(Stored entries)
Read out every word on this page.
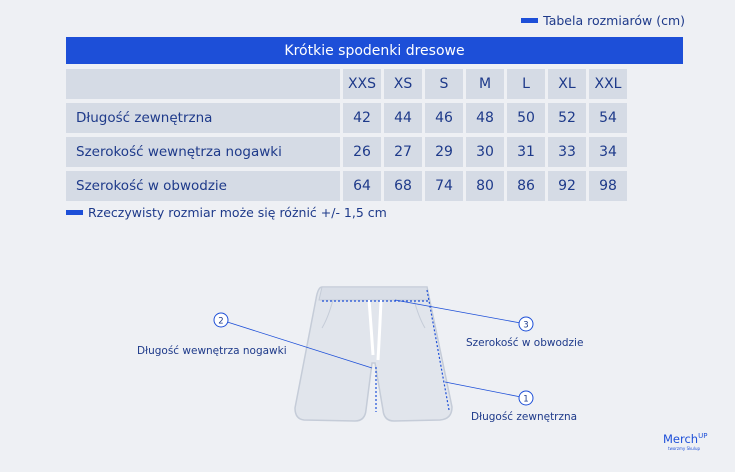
Tabela rozmiarów (cm)
Krótkie spodenki dresowe
XXS	XS	S	M	L	XL	XXL
Długość zewnętrzna	42	44	46	48	50	52	54
Szerokość wewnętrza nogawki	26	27	29	30	31	33	34
Szerokość w obwodzie	64	68	74	80	86	92	98
Rzeczywisty rozmiar może się różnić +/- 1,5 cm
2	3
1
Długość wewnętrza nogawki
Szerokość w obwodzie
Długość zewnętrzna
Merch$^{UP}$
tworzmy Skulup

→ Problem statement
Set down the material exactly, every line of it, except for the pictures.

→ Final answer
Read out every word on this page.
Tabela rozmiarów (cm)
Krótkie spodenki dresowe
XXS	XS	S	M	L	XL	XXL
Długość zewnętrzna	42	44	46	48	50	52	54
Szerokość wewnętrza nogawki	26	27	29	30	31	33	34
Szerokość w obwodzie	64	68	74	80	86	92	98
Rzeczywisty rozmiar może się różnić +/- 1,5 cm
2	3
1
Długość wewnętrza nogawki
Szerokość w obwodzie
Długość zewnętrzna
Merch$^{UP}$
tworzmy Skulup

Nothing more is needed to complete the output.